▶ The request
Repeat the material exactly, leaving nothing out.
□ □ □
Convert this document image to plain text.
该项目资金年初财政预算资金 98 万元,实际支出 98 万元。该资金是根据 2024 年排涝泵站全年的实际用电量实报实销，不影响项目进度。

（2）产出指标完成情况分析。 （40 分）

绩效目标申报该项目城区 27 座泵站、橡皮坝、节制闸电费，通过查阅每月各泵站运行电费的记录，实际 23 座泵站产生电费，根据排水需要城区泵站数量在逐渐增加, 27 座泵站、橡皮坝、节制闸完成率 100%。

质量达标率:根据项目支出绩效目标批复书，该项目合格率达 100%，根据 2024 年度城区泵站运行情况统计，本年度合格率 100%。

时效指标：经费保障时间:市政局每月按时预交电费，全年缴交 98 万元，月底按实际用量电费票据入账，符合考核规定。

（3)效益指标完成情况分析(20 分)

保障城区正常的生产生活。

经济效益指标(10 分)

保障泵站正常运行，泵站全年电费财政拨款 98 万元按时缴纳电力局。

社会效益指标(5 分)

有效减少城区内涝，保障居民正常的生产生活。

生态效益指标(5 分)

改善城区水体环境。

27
□ □ □
▶ Task solution
Convert this document image to plain text.
该项目资金年初财政预算资金 98 万元,实际支出 98 万元。该资金是根据 2024 年排涝泵站全年的实际用电量实报实销，不影响项目进度。

（2）产出指标完成情况分析。 （40 分）

绩效目标申报该项目城区 27 座泵站、橡皮坝、节制闸电费，通过查阅每月各泵站运行电费的记录，实际 23 座泵站产生电费，根据排水需要城区泵站数量在逐渐增加, 27 座泵站、橡皮坝、节制闸完成率 100%。

质量达标率:根据项目支出绩效目标批复书，该项目合格率达 100%，根据 2024 年度城区泵站运行情况统计，本年度合格率 100%。

时效指标：经费保障时间:市政局每月按时预交电费，全年缴交 98 万元，月底按实际用量电费票据入账，符合考核规定。

（3)效益指标完成情况分析(20 分)

保障城区正常的生产生活。

经济效益指标(10 分)

保障泵站正常运行，泵站全年电费财政拨款 98 万元按时缴纳电力局。

社会效益指标(5 分)

有效减少城区内涝，保障居民正常的生产生活。

生态效益指标(5 分)

改善城区水体环境。

27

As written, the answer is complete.